■ TASK DESCRIPTION:
Your response must be made up of each line in the data below that contains the string "significance".

Document layout analysis data:

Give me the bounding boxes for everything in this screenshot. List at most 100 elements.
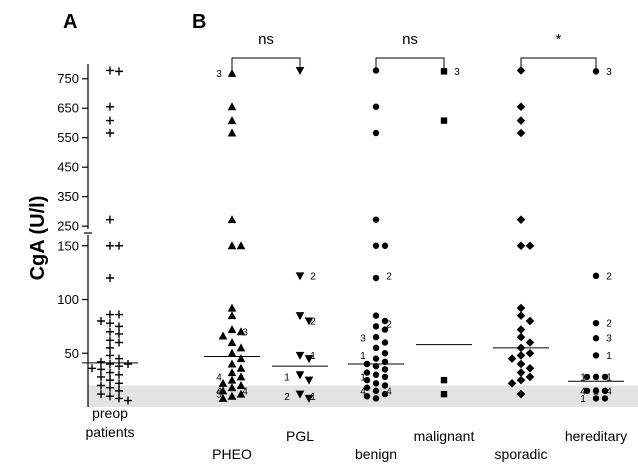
data-point [516, 215, 526, 224]
data-point [372, 274, 380, 282]
group-label: hereditary [565, 428, 627, 444]
data-point [516, 241, 526, 251]
data-point [106, 360, 114, 368]
data-point [381, 366, 389, 373]
data-point [381, 326, 389, 333]
significance-bracket [520, 57, 597, 72]
y-tick-label: 450 [57, 160, 79, 175]
data-point [363, 393, 371, 400]
data-point [516, 102, 526, 112]
data-point [227, 338, 237, 346]
point-annotation: 2 [284, 392, 290, 403]
data-point [592, 352, 600, 359]
significance-label: ns [402, 31, 418, 48]
data-point [97, 381, 105, 390]
data-point [106, 376, 114, 385]
data-point [592, 395, 600, 402]
y-tick-label: 150 [57, 238, 79, 253]
data-point [295, 312, 305, 321]
data-point [115, 362, 123, 371]
point-annotation: 4 [386, 386, 392, 397]
data-point [304, 355, 314, 364]
group-label: PGL [286, 428, 314, 444]
point-annotation: 4 [216, 386, 222, 397]
data-point [227, 325, 237, 334]
point-annotation: 1 [360, 351, 366, 362]
group-label-line: preop [92, 405, 128, 421]
point-annotation: 1 [310, 392, 316, 403]
data-point [592, 319, 600, 327]
data-point [583, 373, 591, 381]
significance-label: ns [258, 31, 274, 48]
group-label: sporadic [495, 446, 548, 462]
data-point [106, 336, 114, 345]
data-point [97, 317, 105, 325]
y-axis-label: CgA (U/l) [27, 196, 49, 281]
plot-area: 50 100 150 250 350 450 550 650 750 patients preop P… [57, 31, 638, 462]
significance-bracket [375, 57, 445, 72]
data-point [372, 344, 380, 352]
group-label: patients [85, 424, 134, 440]
point-annotation: 4 [606, 386, 612, 397]
point-annotation: 1 [580, 394, 586, 405]
data-point [236, 354, 246, 363]
y-tick-label: 100 [57, 292, 79, 307]
y-tick-label: 750 [57, 71, 79, 86]
data-point [227, 241, 237, 250]
point-annotation: 1 [360, 372, 366, 383]
data-point [372, 355, 380, 362]
data-point [372, 371, 380, 378]
data-point [88, 364, 96, 373]
data-point [236, 241, 246, 250]
point-annotation: 2 [310, 317, 316, 328]
data-point [304, 317, 314, 326]
data-point [601, 395, 609, 402]
significance-label: * [556, 31, 562, 48]
data-point [236, 343, 246, 352]
data-point [592, 387, 600, 395]
data-point [218, 393, 228, 402]
data-point [227, 102, 237, 111]
point-annotation: 1 [310, 351, 316, 362]
data-point [363, 384, 371, 391]
data-point [525, 241, 535, 251]
data-point [106, 368, 114, 377]
data-point [106, 319, 114, 328]
point-annotation: 3 [360, 334, 366, 345]
data-point [516, 368, 526, 377]
data-point [381, 339, 389, 346]
point-annotation: 1 [580, 372, 586, 383]
data-point [372, 333, 380, 341]
data-point [106, 116, 114, 125]
data-point [295, 351, 305, 360]
data-point [295, 390, 305, 399]
data-point [516, 332, 526, 342]
data-point [525, 316, 535, 326]
data-point [601, 387, 609, 395]
data-point [381, 358, 389, 366]
data-point [381, 382, 389, 389]
data-point [115, 338, 123, 347]
data-point [115, 322, 123, 331]
data-point [115, 241, 123, 250]
point-annotation: 2 [606, 271, 612, 282]
data-point [381, 350, 389, 357]
data-point [115, 354, 123, 363]
point-annotation: 1 [606, 372, 612, 383]
data-point [525, 338, 535, 347]
data-point [106, 383, 114, 392]
point-annotation: 4 [580, 386, 586, 397]
data-point [97, 357, 105, 366]
data-point [525, 348, 535, 358]
point-annotation: 2 [386, 320, 392, 331]
group-label: PHEO [212, 446, 252, 462]
data-point [372, 103, 380, 110]
data-point [236, 389, 246, 398]
point-annotation: 4 [593, 372, 599, 383]
data-point [218, 386, 228, 395]
data-point [227, 368, 237, 377]
data-point [236, 327, 246, 336]
data-point [516, 351, 526, 360]
data-point [227, 383, 237, 392]
point-annotation: 3 [454, 67, 460, 78]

■ SOLUTION TO THIS TASK:
significance-bracket [520, 57, 597, 72]
significance-label: ns [402, 31, 418, 48]
significance-label: ns [258, 31, 274, 48]
significance-bracket [375, 57, 445, 72]
significance-label: * [556, 31, 562, 48]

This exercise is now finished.